> **TASK GOAL**:
Return the material below in full and exactly.

> **SUPPLIED INFORMATION**:
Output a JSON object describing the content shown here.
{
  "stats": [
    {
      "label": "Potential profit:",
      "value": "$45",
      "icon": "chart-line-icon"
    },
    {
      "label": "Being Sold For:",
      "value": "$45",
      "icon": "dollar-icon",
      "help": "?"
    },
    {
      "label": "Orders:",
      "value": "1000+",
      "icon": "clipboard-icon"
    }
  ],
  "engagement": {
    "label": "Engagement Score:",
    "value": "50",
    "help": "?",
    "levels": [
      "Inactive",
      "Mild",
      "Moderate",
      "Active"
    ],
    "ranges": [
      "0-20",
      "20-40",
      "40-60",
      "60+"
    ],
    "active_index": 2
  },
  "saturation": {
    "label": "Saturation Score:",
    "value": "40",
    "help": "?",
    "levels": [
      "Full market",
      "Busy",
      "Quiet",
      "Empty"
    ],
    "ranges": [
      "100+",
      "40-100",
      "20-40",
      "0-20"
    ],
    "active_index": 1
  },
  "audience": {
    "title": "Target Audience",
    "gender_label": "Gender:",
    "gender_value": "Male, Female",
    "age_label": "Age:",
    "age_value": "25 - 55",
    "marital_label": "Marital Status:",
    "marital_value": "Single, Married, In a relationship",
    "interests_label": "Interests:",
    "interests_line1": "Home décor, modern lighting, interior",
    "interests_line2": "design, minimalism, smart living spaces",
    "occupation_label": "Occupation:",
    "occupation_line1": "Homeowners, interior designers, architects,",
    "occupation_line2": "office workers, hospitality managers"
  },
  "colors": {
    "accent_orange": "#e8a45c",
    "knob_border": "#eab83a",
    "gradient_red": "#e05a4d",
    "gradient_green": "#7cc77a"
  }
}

> **THE OUTPUT**:
Output a JSON object describing the content shown here.
{
  "stats": [
    {
      "label": "Potential profit:",
      "value": "$45",
      "icon": "chart-line-icon"
    },
    {
      "label": "Being Sold For:",
      "value": "$45",
      "icon": "dollar-icon",
      "help": "?"
    },
    {
      "label": "Orders:",
      "value": "1000+",
      "icon": "clipboard-icon"
    }
  ],
  "engagement": {
    "label": "Engagement Score:",
    "value": "50",
    "help": "?",
    "levels": [
      "Inactive",
      "Mild",
      "Moderate",
      "Active"
    ],
    "ranges": [
      "0-20",
      "20-40",
      "40-60",
      "60+"
    ],
    "active_index": 2
  },
  "saturation": {
    "label": "Saturation Score:",
    "value": "40",
    "help": "?",
    "levels": [
      "Full market",
      "Busy",
      "Quiet",
      "Empty"
    ],
    "ranges": [
      "100+",
      "40-100",
      "20-40",
      "0-20"
    ],
    "active_index": 1
  },
  "audience": {
    "title": "Target Audience",
    "gender_label": "Gender:",
    "gender_value": "Male, Female",
    "age_label": "Age:",
    "age_value": "25 - 55",
    "marital_label": "Marital Status:",
    "marital_value": "Single, Married, In a relationship",
    "interests_label": "Interests:",
    "interests_line1": "Home décor, modern lighting, interior",
    "interests_line2": "design, minimalism, smart living spaces",
    "occupation_label": "Occupation:",
    "occupation_line1": "Homeowners, interior designers, architects,",
    "occupation_line2": "office workers, hospitality managers"
  },
  "colors": {
    "accent_orange": "#e8a45c",
    "knob_border": "#eab83a",
    "gradient_red": "#e05a4d",
    "gradient_green": "#7cc77a"
  }
}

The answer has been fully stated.